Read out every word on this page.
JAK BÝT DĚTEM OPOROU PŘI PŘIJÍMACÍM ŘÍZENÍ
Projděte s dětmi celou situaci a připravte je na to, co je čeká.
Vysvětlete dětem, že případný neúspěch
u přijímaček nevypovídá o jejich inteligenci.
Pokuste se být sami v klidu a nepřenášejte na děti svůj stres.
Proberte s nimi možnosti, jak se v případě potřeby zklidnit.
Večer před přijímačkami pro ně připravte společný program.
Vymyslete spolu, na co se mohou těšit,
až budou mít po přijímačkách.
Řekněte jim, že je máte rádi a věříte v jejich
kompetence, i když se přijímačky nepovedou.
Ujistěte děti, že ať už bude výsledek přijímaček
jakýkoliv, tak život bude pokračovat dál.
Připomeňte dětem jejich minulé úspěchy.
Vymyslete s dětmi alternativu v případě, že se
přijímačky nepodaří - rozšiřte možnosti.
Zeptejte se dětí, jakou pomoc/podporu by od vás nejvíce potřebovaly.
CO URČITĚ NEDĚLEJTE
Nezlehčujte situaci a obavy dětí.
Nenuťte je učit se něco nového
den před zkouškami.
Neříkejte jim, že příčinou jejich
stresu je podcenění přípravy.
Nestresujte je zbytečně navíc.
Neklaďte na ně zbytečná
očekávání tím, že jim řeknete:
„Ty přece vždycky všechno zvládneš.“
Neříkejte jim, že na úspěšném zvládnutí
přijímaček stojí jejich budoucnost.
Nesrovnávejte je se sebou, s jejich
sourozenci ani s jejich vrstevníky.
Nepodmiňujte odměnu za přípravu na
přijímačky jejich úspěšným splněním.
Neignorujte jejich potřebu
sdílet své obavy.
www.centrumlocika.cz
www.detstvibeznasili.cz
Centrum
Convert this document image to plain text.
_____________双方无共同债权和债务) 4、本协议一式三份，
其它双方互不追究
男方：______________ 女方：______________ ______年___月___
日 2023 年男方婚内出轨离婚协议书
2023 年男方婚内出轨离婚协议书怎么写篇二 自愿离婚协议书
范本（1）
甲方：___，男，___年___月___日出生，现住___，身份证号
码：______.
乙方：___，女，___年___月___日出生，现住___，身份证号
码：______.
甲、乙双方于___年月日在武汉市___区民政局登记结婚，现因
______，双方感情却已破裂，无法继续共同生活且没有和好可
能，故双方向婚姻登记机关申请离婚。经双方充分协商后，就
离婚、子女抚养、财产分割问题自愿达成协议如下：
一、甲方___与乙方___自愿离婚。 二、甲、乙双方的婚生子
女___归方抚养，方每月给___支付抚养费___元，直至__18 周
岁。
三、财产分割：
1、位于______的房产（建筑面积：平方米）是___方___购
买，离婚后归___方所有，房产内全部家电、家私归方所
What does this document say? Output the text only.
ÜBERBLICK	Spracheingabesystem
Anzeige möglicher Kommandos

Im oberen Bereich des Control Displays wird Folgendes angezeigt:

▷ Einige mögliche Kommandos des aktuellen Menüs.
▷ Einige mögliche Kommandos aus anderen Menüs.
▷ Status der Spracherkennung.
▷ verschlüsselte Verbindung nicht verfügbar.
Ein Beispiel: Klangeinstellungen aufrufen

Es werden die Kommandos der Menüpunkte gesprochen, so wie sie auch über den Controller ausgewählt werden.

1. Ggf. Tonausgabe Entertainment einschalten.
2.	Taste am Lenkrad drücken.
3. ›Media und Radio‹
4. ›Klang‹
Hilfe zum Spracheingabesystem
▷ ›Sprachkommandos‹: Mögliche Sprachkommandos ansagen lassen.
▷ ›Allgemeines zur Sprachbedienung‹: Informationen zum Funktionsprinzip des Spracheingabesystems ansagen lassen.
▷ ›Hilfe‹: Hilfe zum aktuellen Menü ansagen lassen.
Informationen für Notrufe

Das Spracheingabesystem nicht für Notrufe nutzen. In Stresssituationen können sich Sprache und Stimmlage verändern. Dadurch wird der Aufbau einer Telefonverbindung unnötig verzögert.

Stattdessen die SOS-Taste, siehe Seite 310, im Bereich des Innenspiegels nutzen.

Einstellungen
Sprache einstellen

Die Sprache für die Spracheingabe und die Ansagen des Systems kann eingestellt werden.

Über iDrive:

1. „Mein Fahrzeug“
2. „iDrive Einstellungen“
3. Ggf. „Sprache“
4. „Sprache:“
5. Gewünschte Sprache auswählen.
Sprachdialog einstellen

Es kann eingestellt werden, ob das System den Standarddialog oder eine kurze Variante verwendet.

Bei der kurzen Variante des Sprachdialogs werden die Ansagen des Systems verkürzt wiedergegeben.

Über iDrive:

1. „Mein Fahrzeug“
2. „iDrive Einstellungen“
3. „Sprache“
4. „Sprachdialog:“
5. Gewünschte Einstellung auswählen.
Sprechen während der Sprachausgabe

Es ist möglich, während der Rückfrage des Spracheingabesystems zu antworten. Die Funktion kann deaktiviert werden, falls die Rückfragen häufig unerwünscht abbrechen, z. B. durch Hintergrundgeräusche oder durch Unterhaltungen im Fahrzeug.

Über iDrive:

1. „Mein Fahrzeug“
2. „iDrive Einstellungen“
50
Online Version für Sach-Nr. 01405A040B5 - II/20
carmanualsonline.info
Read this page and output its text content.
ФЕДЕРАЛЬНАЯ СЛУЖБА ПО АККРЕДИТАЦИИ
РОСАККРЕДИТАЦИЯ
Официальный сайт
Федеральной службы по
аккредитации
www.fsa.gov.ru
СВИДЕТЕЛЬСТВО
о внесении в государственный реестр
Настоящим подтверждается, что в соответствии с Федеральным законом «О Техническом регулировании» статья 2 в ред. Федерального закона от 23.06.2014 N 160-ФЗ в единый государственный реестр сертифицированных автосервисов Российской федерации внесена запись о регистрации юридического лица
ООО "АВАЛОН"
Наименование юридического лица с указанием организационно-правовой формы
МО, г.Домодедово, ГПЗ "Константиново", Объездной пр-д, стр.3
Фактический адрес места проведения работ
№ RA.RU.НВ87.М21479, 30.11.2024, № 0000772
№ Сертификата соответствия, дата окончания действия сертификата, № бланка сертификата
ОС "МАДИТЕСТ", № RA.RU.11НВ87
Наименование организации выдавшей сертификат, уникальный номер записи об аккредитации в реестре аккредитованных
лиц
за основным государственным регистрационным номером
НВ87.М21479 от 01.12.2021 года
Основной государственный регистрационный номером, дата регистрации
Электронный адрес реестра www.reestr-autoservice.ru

========

* WHAT IS BEING ASKED:
Print the entries exactly. Include every one.

* FULL OUTPUT:
Read out every word on this page.
JAK BÝT DĚTEM OPOROU PŘI PŘIJÍMACÍM ŘÍZENÍ
Projděte s dětmi celou situaci a připravte je na to, co je čeká.
Vysvětlete dětem, že případný neúspěch
u přijímaček nevypovídá o jejich inteligenci.
Pokuste se být sami v klidu a nepřenášejte na děti svůj stres.
Proberte s nimi možnosti, jak se v případě potřeby zklidnit.
Večer před přijímačkami pro ně připravte společný program.
Vymyslete spolu, na co se mohou těšit,
až budou mít po přijímačkách.
Řekněte jim, že je máte rádi a věříte v jejich
kompetence, i když se přijímačky nepovedou.
Ujistěte děti, že ať už bude výsledek přijímaček
jakýkoliv, tak život bude pokračovat dál.
Připomeňte dětem jejich minulé úspěchy.
Vymyslete s dětmi alternativu v případě, že se
přijímačky nepodaří - rozšiřte možnosti.
Zeptejte se dětí, jakou pomoc/podporu by od vás nejvíce potřebovaly.
CO URČITĚ NEDĚLEJTE
Nezlehčujte situaci a obavy dětí.
Nenuťte je učit se něco nového
den před zkouškami.
Neříkejte jim, že příčinou jejich
stresu je podcenění přípravy.
Nestresujte je zbytečně navíc.
Neklaďte na ně zbytečná
očekávání tím, že jim řeknete:
„Ty přece vždycky všechno zvládneš.“
Neříkejte jim, že na úspěšném zvládnutí
přijímaček stojí jejich budoucnost.
Nesrovnávejte je se sebou, s jejich
sourozenci ani s jejich vrstevníky.
Nepodmiňujte odměnu za přípravu na
přijímačky jejich úspěšným splněním.
Neignorujte jejich potřebu
sdílet své obavy.
www.centrumlocika.cz
www.detstvibeznasili.cz
Centrum
Convert this document image to plain text.
_____________双方无共同债权和债务) 4、本协议一式三份，
其它双方互不追究
男方：______________ 女方：______________ ______年___月___
日 2023 年男方婚内出轨离婚协议书
2023 年男方婚内出轨离婚协议书怎么写篇二 自愿离婚协议书
范本（1）
甲方：___，男，___年___月___日出生，现住___，身份证号
码：______.
乙方：___，女，___年___月___日出生，现住___，身份证号
码：______.
甲、乙双方于___年月日在武汉市___区民政局登记结婚，现因
______，双方感情却已破裂，无法继续共同生活且没有和好可
能，故双方向婚姻登记机关申请离婚。经双方充分协商后，就
离婚、子女抚养、财产分割问题自愿达成协议如下：
一、甲方___与乙方___自愿离婚。 二、甲、乙双方的婚生子
女___归方抚养，方每月给___支付抚养费___元，直至__18 周
岁。
三、财产分割：
1、位于______的房产（建筑面积：平方米）是___方___购
买，离婚后归___方所有，房产内全部家电、家私归方所
What does this document say? Output the text only.
ÜBERBLICK	Spracheingabesystem
Anzeige möglicher Kommandos

Im oberen Bereich des Control Displays wird Folgendes angezeigt:

▷ Einige mögliche Kommandos des aktuellen Menüs.
▷ Einige mögliche Kommandos aus anderen Menüs.
▷ Status der Spracherkennung.
▷ verschlüsselte Verbindung nicht verfügbar.
Ein Beispiel: Klangeinstellungen aufrufen

Es werden die Kommandos der Menüpunkte gesprochen, so wie sie auch über den Controller ausgewählt werden.

1. Ggf. Tonausgabe Entertainment einschalten.
2.	Taste am Lenkrad drücken.
3. ›Media und Radio‹
4. ›Klang‹
Hilfe zum Spracheingabesystem
▷ ›Sprachkommandos‹: Mögliche Sprachkommandos ansagen lassen.
▷ ›Allgemeines zur Sprachbedienung‹: Informationen zum Funktionsprinzip des Spracheingabesystems ansagen lassen.
▷ ›Hilfe‹: Hilfe zum aktuellen Menü ansagen lassen.
Informationen für Notrufe

Das Spracheingabesystem nicht für Notrufe nutzen. In Stresssituationen können sich Sprache und Stimmlage verändern. Dadurch wird der Aufbau einer Telefonverbindung unnötig verzögert.

Stattdessen die SOS-Taste, siehe Seite 310, im Bereich des Innenspiegels nutzen.

Einstellungen
Sprache einstellen

Die Sprache für die Spracheingabe und die Ansagen des Systems kann eingestellt werden.

Über iDrive:

1. „Mein Fahrzeug“
2. „iDrive Einstellungen“
3. Ggf. „Sprache“
4. „Sprache:“
5. Gewünschte Sprache auswählen.
Sprachdialog einstellen

Es kann eingestellt werden, ob das System den Standarddialog oder eine kurze Variante verwendet.

Bei der kurzen Variante des Sprachdialogs werden die Ansagen des Systems verkürzt wiedergegeben.

Über iDrive:

1. „Mein Fahrzeug“
2. „iDrive Einstellungen“
3. „Sprache“
4. „Sprachdialog:“
5. Gewünschte Einstellung auswählen.
Sprechen während der Sprachausgabe

Es ist möglich, während der Rückfrage des Spracheingabesystems zu antworten. Die Funktion kann deaktiviert werden, falls die Rückfragen häufig unerwünscht abbrechen, z. B. durch Hintergrundgeräusche oder durch Unterhaltungen im Fahrzeug.

Über iDrive:

1. „Mein Fahrzeug“
2. „iDrive Einstellungen“
50
Online Version für Sach-Nr. 01405A040B5 - II/20
carmanualsonline.info
Read this page and output its text content.
ФЕДЕРАЛЬНАЯ СЛУЖБА ПО АККРЕДИТАЦИИ
РОСАККРЕДИТАЦИЯ
Официальный сайт
Федеральной службы по
аккредитации
www.fsa.gov.ru
СВИДЕТЕЛЬСТВО
о внесении в государственный реестр
Настоящим подтверждается, что в соответствии с Федеральным законом «О Техническом регулировании» статья 2 в ред. Федерального закона от 23.06.2014 N 160-ФЗ в единый государственный реестр сертифицированных автосервисов Российской федерации внесена запись о регистрации юридического лица
ООО "АВАЛОН"
Наименование юридического лица с указанием организационно-правовой формы
МО, г.Домодедово, ГПЗ "Константиново", Объездной пр-д, стр.3
Фактический адрес места проведения работ
№ RA.RU.НВ87.М21479, 30.11.2024, № 0000772
№ Сертификата соответствия, дата окончания действия сертификата, № бланка сертификата
ОС "МАДИТЕСТ", № RA.RU.11НВ87
Наименование организации выдавшей сертификат, уникальный номер записи об аккредитации в реестре аккредитованных
лиц
за основным государственным регистрационным номером
НВ87.М21479 от 01.12.2021 года
Основной государственный регистрационный номером, дата регистрации
Электронный адрес реестра www.reestr-autoservice.ru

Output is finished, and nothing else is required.